The exercise asks you to copy every line below in which "Kelly" appears.

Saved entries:
· · ·

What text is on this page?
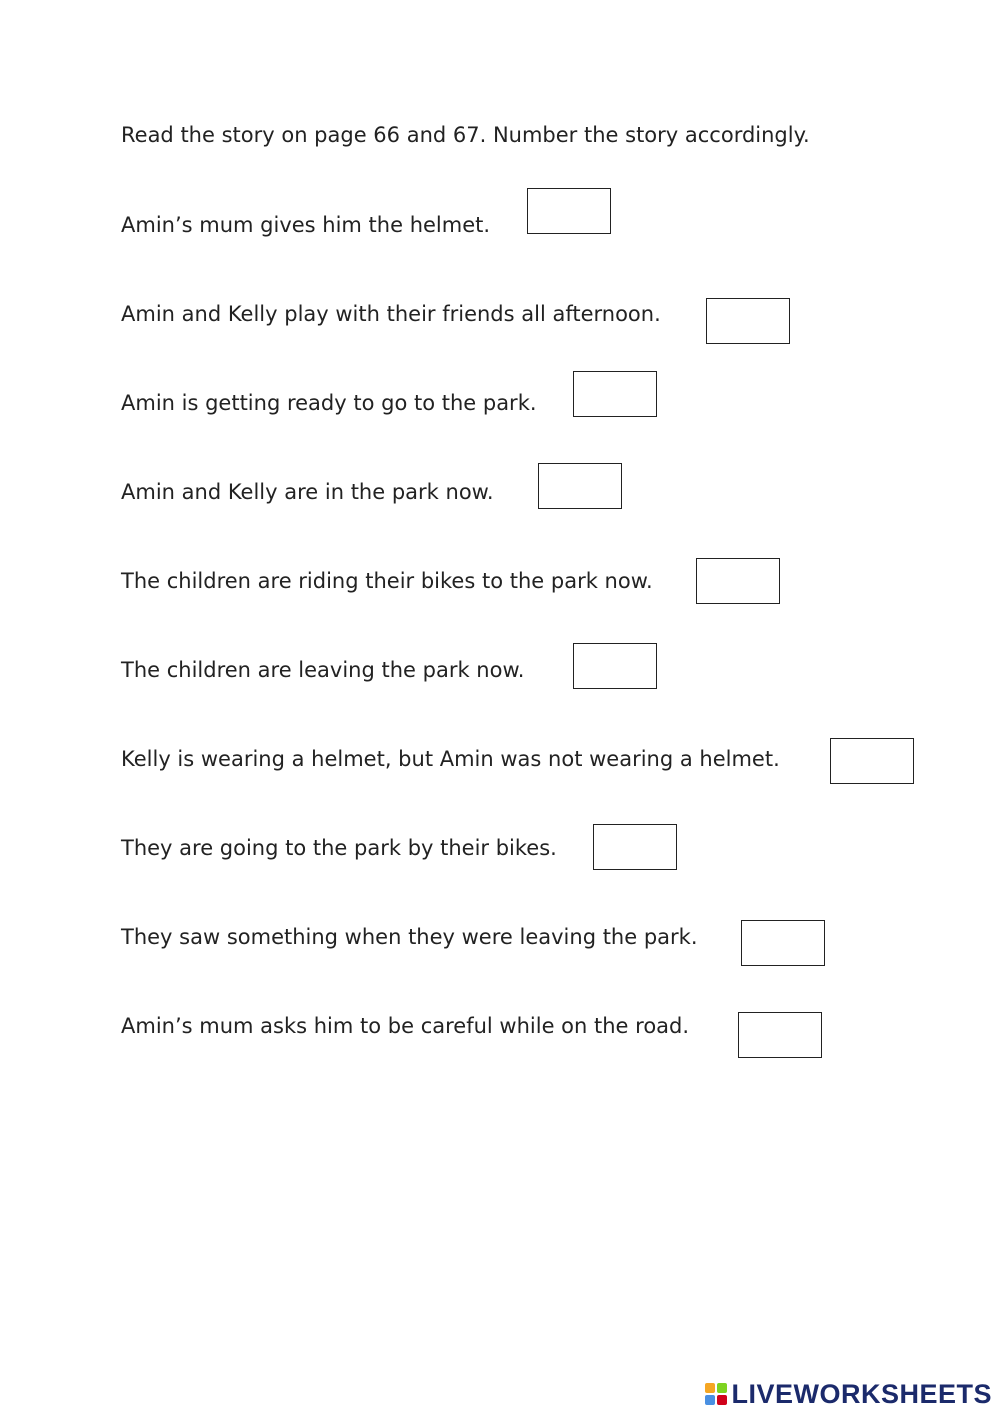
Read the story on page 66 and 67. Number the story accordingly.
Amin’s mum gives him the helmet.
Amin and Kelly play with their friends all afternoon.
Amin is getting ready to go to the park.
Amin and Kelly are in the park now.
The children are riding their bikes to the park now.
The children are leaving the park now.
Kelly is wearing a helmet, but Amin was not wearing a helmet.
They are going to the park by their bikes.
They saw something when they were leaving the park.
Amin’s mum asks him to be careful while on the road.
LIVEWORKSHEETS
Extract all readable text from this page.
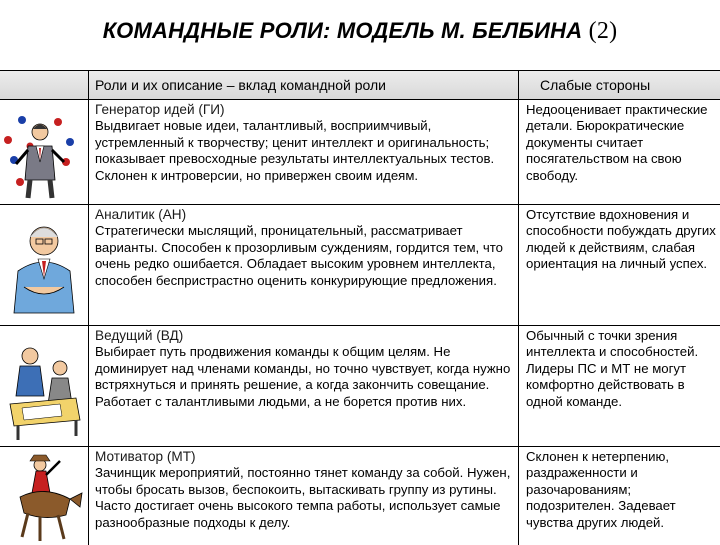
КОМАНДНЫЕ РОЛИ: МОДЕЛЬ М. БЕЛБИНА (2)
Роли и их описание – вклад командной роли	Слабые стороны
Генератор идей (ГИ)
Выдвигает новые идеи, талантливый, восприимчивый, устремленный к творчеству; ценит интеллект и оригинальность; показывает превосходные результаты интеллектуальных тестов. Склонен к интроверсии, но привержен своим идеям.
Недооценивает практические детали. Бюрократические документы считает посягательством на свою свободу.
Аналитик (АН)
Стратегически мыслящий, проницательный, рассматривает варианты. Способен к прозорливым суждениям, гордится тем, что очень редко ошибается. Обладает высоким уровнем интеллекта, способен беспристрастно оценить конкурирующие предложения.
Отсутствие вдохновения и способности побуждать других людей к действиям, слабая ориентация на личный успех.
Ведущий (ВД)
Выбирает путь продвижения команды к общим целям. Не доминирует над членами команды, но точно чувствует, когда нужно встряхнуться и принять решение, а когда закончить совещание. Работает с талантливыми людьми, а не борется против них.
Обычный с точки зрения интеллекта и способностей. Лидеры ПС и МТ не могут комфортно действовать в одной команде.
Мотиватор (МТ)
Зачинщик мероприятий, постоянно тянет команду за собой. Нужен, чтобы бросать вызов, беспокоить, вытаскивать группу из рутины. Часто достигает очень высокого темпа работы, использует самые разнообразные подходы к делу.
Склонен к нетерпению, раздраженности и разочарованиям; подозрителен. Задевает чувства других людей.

· · ·

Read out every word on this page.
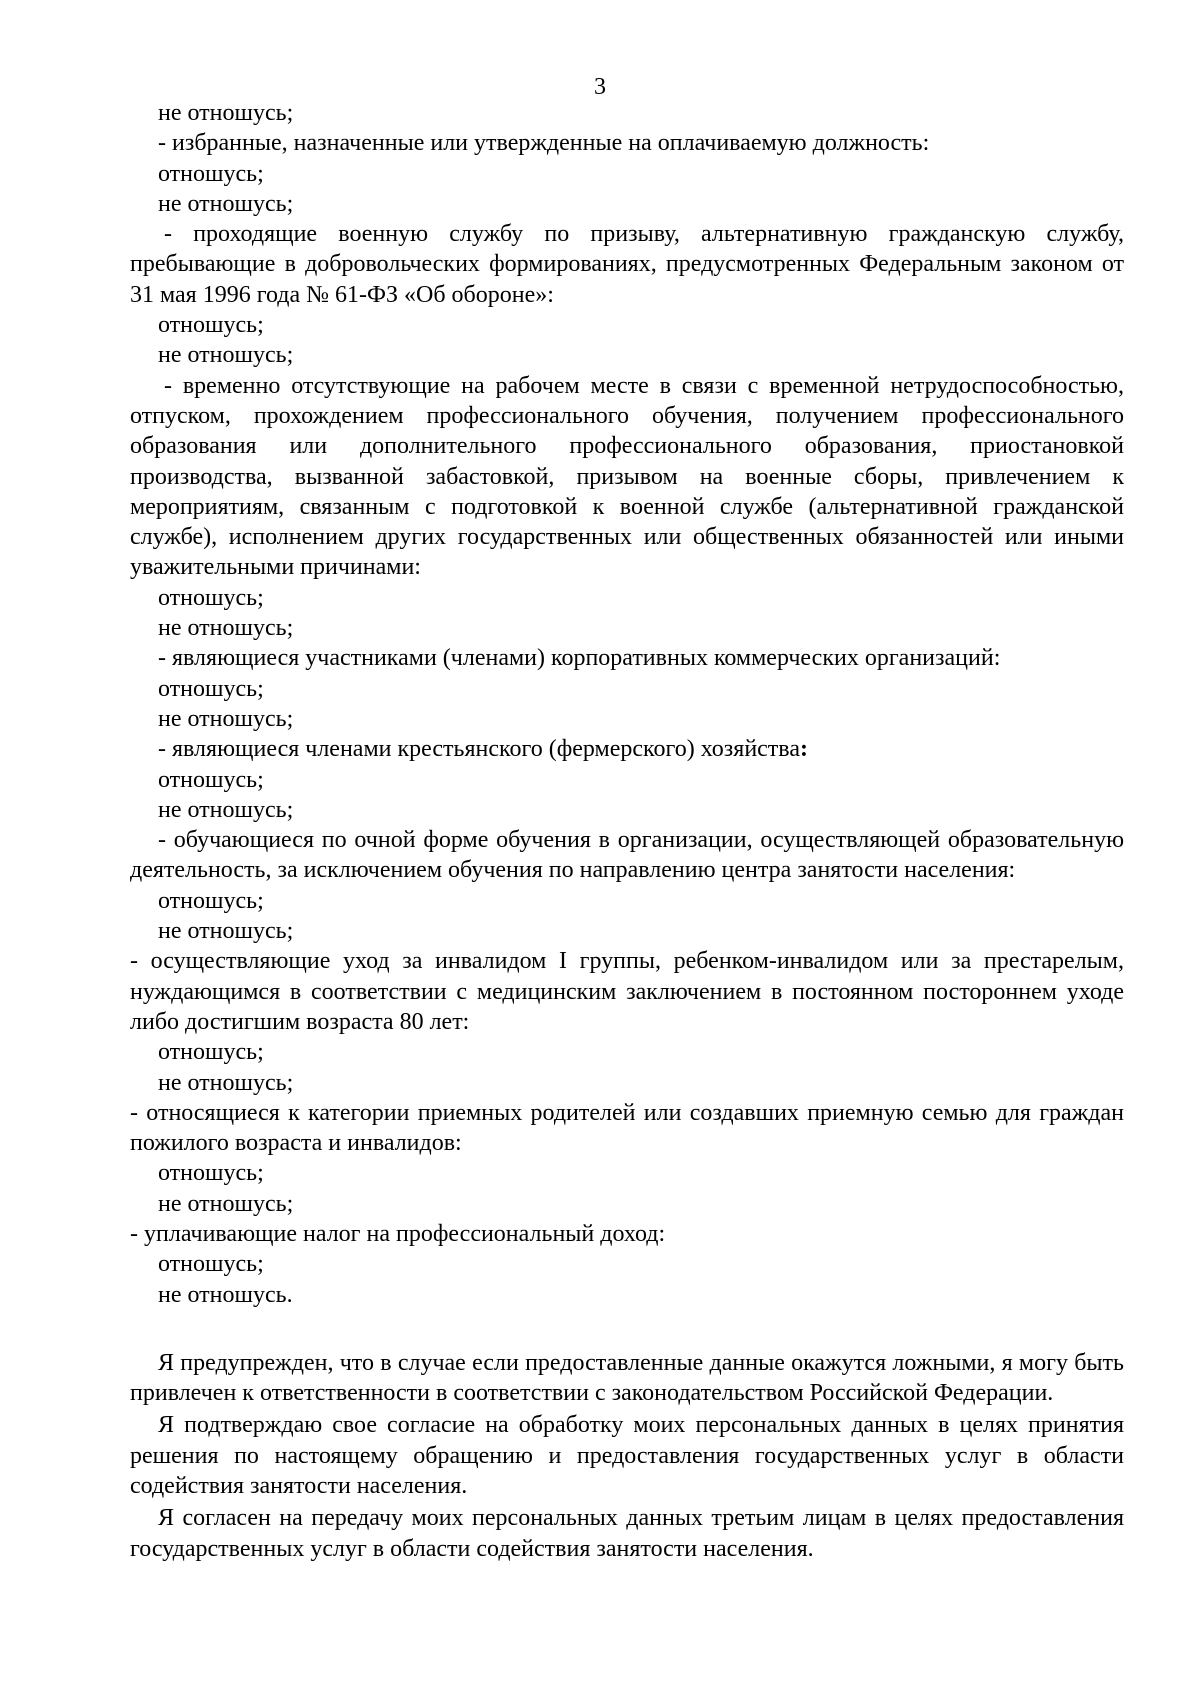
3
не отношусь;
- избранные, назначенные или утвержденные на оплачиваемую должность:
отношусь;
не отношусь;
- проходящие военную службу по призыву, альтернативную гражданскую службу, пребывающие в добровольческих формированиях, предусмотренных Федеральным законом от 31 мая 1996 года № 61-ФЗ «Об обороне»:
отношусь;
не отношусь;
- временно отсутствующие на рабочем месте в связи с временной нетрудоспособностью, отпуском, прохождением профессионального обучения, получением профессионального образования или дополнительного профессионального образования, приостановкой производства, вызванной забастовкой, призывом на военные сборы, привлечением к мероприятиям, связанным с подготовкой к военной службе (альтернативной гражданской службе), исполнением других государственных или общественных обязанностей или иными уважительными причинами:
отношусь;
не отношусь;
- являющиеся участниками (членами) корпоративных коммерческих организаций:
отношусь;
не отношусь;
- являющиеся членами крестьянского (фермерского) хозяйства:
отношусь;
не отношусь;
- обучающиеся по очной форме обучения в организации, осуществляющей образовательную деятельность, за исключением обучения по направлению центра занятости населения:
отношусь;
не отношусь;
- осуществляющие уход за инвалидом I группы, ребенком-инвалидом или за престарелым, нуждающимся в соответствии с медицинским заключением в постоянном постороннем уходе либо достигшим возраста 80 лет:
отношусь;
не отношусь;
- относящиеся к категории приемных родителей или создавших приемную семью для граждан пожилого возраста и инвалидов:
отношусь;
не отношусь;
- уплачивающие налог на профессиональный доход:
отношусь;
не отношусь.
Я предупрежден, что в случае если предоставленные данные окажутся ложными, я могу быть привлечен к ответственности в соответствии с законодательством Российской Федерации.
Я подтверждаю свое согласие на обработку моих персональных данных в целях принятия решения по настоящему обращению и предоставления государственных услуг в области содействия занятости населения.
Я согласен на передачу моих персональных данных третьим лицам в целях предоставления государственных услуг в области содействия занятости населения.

· · ·

• EXERCISE RESULT:
Amin and Kelly play with their friends all afternoon.
Amin and Kelly are in the park now.
Kelly is wearing a helmet, but Amin was not wearing a helmet.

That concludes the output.